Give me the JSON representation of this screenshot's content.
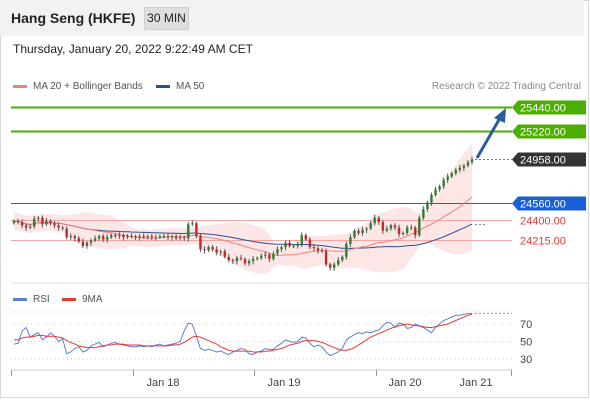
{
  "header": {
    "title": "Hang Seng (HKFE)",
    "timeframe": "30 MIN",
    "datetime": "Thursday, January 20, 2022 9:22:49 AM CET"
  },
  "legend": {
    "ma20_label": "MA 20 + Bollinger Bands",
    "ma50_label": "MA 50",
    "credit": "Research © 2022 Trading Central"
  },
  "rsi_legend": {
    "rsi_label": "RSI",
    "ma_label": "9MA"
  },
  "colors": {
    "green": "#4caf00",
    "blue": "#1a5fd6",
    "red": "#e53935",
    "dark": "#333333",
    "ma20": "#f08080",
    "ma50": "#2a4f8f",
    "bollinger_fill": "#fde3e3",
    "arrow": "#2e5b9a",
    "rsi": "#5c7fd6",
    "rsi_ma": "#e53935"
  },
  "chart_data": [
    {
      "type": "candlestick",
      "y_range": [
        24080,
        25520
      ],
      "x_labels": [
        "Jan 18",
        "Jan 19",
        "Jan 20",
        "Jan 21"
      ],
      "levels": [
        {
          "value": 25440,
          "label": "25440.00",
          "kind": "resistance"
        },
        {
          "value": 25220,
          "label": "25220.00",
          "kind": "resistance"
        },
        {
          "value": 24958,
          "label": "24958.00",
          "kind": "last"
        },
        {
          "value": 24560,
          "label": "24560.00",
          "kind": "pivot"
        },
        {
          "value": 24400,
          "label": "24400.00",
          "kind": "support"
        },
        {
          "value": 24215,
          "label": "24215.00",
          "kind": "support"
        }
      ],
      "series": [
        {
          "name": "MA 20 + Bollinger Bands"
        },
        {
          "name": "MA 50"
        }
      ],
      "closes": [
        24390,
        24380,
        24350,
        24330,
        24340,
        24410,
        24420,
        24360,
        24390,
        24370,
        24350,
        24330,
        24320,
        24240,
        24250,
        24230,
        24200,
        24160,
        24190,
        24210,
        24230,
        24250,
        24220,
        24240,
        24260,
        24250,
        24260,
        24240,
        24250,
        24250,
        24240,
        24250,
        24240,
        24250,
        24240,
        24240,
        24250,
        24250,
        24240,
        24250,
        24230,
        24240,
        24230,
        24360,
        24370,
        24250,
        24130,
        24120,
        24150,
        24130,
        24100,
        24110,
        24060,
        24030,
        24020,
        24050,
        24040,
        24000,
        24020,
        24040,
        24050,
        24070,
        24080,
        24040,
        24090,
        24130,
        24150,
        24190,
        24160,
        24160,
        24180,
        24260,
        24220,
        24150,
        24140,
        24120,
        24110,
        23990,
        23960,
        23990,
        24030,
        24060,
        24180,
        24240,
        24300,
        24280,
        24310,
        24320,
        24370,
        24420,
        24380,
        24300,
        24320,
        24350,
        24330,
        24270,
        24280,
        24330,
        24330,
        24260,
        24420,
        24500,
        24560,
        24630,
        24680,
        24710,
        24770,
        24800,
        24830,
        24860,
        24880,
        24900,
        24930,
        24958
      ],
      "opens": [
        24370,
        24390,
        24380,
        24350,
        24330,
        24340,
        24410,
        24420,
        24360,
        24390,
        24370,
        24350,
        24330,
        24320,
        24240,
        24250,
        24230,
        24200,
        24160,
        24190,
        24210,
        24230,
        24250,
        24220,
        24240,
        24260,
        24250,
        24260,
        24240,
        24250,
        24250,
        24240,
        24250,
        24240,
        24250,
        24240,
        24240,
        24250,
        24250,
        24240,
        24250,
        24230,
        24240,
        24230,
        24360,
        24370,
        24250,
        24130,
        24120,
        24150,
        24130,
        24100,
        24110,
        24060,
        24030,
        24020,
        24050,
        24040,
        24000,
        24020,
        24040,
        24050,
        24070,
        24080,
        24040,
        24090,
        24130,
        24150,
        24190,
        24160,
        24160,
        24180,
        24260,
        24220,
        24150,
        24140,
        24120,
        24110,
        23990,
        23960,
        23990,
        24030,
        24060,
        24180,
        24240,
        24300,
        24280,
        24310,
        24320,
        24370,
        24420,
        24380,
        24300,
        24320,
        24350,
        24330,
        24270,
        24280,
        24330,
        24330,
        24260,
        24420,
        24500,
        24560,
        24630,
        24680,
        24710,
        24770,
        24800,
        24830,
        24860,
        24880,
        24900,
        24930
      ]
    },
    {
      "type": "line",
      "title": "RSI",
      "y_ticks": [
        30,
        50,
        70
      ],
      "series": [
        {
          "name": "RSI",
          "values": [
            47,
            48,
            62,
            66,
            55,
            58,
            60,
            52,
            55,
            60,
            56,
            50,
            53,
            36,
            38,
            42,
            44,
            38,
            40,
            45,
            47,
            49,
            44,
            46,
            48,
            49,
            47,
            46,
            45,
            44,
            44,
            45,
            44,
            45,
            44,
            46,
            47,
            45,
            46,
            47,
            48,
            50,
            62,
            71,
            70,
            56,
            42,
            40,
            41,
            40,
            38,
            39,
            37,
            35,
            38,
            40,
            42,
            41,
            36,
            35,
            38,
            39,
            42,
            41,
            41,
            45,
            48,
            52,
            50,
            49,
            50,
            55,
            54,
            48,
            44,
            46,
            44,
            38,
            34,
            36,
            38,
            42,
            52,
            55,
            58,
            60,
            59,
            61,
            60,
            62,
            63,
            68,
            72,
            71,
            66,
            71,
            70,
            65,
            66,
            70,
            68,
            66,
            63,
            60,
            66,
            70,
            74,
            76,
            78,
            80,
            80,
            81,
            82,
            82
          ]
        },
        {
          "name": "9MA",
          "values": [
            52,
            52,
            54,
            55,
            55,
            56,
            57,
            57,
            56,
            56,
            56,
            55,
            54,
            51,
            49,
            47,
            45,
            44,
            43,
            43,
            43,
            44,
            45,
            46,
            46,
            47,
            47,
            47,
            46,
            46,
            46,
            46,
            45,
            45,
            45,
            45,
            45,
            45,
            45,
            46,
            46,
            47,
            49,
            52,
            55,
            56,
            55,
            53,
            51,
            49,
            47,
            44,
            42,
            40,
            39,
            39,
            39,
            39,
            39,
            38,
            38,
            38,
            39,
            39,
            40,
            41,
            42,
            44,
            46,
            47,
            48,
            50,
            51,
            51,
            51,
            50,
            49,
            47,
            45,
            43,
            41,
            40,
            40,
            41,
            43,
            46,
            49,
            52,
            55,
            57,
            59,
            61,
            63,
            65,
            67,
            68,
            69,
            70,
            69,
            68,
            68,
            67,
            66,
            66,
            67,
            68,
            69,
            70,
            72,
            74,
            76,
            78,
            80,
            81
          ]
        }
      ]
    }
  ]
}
==================================================
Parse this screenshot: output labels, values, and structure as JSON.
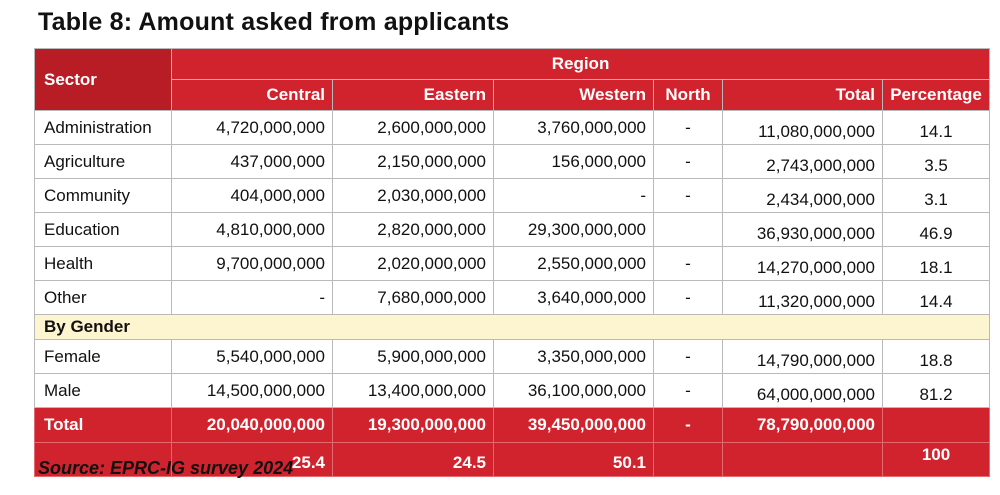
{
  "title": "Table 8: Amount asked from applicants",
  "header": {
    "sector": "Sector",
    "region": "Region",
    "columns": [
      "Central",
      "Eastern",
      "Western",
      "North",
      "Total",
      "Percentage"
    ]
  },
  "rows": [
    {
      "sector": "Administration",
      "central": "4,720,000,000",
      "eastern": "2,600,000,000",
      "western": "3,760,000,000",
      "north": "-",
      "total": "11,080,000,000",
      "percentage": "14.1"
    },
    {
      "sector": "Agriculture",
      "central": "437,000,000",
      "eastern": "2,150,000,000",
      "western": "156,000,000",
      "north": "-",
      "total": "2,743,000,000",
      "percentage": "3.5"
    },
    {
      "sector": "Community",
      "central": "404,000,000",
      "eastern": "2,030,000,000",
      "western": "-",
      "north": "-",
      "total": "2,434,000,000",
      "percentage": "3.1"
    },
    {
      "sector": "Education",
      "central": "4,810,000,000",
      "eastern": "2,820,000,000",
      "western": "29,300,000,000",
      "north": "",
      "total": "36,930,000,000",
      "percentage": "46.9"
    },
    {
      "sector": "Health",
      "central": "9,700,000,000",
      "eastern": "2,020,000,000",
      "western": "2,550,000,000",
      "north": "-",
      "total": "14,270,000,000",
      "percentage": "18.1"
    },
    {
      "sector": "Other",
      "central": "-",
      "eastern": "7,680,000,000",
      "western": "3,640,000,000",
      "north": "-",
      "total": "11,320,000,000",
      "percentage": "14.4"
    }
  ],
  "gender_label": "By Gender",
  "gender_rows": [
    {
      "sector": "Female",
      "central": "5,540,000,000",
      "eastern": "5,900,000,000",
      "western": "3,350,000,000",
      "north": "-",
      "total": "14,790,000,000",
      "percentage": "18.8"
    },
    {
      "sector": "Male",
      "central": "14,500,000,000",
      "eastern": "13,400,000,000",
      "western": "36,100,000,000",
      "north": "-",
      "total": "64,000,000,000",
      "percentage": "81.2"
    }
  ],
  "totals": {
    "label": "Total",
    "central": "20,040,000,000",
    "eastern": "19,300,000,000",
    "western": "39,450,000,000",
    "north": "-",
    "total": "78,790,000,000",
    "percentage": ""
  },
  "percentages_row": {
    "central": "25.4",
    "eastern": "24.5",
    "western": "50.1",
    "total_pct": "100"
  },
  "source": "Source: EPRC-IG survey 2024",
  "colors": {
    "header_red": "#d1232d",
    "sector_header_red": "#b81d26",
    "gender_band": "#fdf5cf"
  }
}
==================================================
What this task involves = Say how many lines include the word "Bands"; reply with the number alone.

Exercise result = 2